> [Challenge] For each line of the data below that holds "JSON", copy the line.

> [Data lines]
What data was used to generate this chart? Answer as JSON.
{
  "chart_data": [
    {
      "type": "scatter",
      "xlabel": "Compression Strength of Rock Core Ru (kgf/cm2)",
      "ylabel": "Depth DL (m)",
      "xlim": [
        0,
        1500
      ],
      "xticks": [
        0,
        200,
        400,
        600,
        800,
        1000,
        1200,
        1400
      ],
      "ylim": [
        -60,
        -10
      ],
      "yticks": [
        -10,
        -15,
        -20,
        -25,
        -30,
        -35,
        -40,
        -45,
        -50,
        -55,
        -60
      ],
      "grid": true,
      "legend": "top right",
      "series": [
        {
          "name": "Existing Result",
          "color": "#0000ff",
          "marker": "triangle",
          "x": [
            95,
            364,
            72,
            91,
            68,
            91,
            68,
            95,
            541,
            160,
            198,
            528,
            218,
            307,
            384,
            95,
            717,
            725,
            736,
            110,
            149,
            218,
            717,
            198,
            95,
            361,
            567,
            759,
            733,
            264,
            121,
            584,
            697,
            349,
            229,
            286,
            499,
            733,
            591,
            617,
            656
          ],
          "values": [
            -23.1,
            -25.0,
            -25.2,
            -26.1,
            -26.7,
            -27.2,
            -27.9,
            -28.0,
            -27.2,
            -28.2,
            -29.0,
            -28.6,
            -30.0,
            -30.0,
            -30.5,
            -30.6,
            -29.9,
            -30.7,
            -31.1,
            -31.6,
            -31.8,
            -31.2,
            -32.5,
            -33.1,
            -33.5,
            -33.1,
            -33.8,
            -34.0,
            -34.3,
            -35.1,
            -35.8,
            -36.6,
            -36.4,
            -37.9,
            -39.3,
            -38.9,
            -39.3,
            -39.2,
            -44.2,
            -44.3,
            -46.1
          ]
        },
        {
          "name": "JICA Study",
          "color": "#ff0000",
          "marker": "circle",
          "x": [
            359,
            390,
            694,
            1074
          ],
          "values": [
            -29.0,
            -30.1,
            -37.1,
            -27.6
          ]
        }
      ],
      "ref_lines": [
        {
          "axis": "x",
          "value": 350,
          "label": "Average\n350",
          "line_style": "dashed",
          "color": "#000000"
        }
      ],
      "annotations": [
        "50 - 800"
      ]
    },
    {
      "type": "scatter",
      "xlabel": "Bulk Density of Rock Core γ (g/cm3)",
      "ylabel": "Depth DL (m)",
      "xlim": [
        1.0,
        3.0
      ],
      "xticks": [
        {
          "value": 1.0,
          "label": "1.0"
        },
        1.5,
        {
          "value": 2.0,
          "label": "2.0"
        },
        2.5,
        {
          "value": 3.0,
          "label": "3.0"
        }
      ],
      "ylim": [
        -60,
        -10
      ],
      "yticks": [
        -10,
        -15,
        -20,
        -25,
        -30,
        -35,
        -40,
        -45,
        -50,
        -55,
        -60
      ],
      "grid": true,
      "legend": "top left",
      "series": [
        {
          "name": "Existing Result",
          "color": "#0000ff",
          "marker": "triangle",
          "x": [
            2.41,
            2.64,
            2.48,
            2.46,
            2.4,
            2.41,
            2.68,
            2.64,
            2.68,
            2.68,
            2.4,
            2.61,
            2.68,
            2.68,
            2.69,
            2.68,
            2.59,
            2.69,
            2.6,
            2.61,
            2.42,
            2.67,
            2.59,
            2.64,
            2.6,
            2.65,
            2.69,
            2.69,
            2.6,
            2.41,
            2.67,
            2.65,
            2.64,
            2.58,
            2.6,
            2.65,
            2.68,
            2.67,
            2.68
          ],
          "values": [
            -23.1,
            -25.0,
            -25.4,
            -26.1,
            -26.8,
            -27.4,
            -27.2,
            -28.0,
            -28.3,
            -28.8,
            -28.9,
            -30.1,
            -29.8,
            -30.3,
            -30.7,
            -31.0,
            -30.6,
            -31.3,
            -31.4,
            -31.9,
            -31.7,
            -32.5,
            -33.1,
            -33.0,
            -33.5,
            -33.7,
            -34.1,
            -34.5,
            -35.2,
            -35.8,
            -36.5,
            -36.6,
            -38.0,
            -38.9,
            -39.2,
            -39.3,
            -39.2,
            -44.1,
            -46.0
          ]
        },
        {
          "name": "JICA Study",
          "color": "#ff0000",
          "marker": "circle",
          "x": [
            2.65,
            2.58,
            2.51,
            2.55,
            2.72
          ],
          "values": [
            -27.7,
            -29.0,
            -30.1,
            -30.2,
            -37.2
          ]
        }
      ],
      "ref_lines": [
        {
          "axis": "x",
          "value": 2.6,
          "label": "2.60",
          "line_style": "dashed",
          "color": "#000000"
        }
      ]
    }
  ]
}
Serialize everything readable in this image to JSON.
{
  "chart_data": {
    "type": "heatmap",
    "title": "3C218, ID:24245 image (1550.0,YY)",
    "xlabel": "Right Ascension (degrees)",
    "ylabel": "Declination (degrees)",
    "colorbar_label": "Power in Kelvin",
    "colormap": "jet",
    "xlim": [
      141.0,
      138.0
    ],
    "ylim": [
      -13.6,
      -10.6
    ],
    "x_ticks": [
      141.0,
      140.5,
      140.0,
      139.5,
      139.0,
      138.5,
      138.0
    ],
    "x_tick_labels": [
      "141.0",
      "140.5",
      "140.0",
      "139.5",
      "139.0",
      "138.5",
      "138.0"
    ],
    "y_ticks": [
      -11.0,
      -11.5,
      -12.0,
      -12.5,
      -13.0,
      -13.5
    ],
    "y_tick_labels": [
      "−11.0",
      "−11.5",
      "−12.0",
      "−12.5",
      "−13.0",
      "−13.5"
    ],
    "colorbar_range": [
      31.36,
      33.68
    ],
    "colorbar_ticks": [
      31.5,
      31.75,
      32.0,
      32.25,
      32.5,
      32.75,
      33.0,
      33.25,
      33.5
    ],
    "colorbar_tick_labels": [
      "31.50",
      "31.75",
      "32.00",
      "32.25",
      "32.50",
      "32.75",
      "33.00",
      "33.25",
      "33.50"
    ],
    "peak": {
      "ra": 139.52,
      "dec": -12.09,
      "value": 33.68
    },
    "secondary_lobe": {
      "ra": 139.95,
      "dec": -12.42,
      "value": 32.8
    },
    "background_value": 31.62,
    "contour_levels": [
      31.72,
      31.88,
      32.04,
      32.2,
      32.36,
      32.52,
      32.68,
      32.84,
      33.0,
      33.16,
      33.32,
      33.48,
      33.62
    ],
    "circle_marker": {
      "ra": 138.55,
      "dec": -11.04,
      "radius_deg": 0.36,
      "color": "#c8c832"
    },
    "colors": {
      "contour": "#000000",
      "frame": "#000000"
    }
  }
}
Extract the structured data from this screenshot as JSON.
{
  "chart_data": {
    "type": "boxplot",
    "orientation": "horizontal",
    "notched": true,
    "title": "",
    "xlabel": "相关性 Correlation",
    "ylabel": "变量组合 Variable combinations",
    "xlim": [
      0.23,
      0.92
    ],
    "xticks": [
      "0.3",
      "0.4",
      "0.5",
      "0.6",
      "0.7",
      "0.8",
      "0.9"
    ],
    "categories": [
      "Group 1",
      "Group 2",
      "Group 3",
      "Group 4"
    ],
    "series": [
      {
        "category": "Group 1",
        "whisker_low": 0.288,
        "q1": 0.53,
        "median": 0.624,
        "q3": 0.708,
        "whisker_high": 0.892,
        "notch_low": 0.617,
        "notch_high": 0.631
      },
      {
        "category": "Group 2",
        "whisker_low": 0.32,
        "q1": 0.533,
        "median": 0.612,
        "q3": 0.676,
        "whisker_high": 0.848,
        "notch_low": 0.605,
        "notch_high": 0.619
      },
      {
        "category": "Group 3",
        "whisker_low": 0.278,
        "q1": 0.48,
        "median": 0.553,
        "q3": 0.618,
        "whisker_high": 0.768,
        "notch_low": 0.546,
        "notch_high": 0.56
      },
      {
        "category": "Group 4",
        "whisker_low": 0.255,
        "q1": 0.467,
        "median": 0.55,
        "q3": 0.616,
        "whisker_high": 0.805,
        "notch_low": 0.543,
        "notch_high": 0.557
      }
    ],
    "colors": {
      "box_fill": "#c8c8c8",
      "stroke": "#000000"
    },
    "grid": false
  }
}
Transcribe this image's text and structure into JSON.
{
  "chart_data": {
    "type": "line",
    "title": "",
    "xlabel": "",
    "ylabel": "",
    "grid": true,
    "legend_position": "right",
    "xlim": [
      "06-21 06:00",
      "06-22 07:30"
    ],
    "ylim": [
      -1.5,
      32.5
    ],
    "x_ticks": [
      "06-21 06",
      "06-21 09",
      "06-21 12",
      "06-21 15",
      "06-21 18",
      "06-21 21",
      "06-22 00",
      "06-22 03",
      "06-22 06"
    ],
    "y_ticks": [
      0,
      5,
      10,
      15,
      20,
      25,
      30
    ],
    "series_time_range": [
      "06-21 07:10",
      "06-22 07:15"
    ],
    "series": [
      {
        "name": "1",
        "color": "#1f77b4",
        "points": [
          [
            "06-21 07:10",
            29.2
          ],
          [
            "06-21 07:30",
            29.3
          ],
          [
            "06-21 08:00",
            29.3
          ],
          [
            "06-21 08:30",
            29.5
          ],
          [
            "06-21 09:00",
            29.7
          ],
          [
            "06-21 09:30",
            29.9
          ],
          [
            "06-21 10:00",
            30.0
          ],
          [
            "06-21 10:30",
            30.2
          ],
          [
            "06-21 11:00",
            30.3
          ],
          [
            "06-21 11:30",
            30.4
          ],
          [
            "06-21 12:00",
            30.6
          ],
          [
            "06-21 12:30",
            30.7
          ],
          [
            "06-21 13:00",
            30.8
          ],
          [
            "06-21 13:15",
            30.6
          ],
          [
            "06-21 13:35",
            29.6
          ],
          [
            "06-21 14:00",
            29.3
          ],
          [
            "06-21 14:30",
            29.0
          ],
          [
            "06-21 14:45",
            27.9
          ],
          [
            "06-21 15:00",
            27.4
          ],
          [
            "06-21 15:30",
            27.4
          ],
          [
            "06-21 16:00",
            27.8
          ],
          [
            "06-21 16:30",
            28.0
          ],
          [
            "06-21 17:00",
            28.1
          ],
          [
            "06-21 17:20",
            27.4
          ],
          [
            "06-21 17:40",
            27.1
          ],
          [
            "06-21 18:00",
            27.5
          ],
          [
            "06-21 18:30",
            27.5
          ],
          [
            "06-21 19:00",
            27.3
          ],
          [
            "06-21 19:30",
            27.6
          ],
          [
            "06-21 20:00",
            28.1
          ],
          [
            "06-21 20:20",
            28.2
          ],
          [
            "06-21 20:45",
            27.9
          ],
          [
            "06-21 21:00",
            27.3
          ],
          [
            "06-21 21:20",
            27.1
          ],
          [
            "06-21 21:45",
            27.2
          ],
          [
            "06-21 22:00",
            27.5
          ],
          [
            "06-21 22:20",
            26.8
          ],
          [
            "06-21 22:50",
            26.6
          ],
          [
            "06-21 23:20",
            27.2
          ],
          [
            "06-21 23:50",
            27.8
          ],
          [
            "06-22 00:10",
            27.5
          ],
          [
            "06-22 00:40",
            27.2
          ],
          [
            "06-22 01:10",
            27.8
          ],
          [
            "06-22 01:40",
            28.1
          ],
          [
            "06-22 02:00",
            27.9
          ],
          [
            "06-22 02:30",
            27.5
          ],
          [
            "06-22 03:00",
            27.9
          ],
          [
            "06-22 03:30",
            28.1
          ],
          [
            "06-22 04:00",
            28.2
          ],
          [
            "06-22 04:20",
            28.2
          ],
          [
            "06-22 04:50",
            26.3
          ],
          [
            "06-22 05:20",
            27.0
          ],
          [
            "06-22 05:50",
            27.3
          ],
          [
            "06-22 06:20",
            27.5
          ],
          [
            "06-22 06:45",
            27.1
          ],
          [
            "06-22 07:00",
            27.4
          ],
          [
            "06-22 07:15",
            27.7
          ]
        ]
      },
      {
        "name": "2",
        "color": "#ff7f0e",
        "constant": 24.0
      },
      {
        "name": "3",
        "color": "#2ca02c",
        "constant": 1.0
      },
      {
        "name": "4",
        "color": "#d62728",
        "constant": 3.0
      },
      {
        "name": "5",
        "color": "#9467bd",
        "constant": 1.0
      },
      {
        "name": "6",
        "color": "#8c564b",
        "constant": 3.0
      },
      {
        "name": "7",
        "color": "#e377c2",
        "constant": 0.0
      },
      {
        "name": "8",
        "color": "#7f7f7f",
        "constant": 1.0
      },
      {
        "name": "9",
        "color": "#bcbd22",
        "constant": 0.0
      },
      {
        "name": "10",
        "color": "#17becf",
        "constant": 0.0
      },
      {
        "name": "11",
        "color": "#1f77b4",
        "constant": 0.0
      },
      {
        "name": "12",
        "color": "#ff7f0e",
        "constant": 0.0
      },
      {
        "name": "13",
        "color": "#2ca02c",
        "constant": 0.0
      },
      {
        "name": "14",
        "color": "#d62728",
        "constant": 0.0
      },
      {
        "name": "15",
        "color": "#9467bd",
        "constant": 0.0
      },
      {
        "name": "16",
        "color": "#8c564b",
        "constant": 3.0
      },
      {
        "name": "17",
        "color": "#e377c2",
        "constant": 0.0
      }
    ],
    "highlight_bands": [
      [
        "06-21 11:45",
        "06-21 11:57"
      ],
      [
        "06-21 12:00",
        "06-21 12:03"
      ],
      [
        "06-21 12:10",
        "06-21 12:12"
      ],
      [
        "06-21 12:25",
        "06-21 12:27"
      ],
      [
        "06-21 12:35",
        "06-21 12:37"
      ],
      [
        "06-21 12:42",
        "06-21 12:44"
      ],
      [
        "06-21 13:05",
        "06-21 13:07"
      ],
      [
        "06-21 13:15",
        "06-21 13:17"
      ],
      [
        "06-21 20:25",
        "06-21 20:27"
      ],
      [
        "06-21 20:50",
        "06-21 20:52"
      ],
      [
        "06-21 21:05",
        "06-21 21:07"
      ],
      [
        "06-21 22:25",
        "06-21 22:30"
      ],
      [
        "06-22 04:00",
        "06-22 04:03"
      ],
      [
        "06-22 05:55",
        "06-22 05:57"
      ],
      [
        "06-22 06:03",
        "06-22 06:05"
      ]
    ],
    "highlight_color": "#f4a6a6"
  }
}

> [Output of the exercise]
What data was used to generate this chart? Answer as JSON.
Serialize everything readable in this image to JSON.
Extract the structured data from this screenshot as JSON.
Transcribe this image's text and structure into JSON.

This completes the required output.